• REQUIRED TASK: Extract, from the listing that follows, each line containing the word "儿应声答曰".

• MATERIAL FOR THE TASK:
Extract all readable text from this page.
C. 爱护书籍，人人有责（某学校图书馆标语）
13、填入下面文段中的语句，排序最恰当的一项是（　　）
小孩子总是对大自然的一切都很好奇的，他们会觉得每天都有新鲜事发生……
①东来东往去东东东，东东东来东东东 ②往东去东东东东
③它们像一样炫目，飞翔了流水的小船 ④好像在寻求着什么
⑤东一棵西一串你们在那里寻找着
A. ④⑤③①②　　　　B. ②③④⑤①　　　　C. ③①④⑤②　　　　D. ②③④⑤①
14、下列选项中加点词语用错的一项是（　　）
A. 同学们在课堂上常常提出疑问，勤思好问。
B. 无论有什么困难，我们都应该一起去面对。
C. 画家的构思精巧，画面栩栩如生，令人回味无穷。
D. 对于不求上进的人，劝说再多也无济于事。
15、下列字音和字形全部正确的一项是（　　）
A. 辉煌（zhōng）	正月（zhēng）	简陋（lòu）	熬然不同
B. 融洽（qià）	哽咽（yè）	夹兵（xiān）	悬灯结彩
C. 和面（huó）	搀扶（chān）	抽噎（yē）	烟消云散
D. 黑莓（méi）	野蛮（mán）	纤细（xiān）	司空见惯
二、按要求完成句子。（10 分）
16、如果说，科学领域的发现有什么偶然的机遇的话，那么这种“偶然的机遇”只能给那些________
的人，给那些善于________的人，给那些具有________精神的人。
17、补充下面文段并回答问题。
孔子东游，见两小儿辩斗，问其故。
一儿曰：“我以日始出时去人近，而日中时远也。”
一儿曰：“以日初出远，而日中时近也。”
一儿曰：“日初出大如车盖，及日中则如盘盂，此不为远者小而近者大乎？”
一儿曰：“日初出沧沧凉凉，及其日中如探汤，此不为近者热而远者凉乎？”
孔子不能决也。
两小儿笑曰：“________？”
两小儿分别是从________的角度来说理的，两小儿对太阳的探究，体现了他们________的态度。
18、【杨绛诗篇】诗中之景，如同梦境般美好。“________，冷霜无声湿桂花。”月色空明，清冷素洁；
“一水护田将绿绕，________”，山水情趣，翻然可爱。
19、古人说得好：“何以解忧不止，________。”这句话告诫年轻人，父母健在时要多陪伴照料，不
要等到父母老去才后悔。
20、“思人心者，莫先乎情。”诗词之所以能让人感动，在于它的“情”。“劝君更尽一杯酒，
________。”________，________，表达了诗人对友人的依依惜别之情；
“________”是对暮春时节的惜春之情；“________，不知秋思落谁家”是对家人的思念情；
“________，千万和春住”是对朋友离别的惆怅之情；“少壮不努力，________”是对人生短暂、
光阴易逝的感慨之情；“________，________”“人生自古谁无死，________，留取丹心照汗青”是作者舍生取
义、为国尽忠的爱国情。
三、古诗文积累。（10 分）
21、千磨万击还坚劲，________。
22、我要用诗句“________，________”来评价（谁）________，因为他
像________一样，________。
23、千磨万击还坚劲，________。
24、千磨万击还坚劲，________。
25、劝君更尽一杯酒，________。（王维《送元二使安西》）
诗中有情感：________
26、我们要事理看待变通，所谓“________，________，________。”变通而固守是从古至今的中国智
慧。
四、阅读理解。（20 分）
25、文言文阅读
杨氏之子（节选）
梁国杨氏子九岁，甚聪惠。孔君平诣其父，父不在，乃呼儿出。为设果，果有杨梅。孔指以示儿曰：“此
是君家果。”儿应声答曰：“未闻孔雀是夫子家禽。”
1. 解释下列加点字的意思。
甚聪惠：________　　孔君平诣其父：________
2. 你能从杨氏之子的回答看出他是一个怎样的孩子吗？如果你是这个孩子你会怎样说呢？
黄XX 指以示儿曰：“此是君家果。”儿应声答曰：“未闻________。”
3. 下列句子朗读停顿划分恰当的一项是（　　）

• THE REPLY:
是君家果。”儿应声答曰：“未闻孔雀是夫子家禽。”
黄XX 指以示儿曰：“此是君家果。”儿应声答曰：“未闻________。”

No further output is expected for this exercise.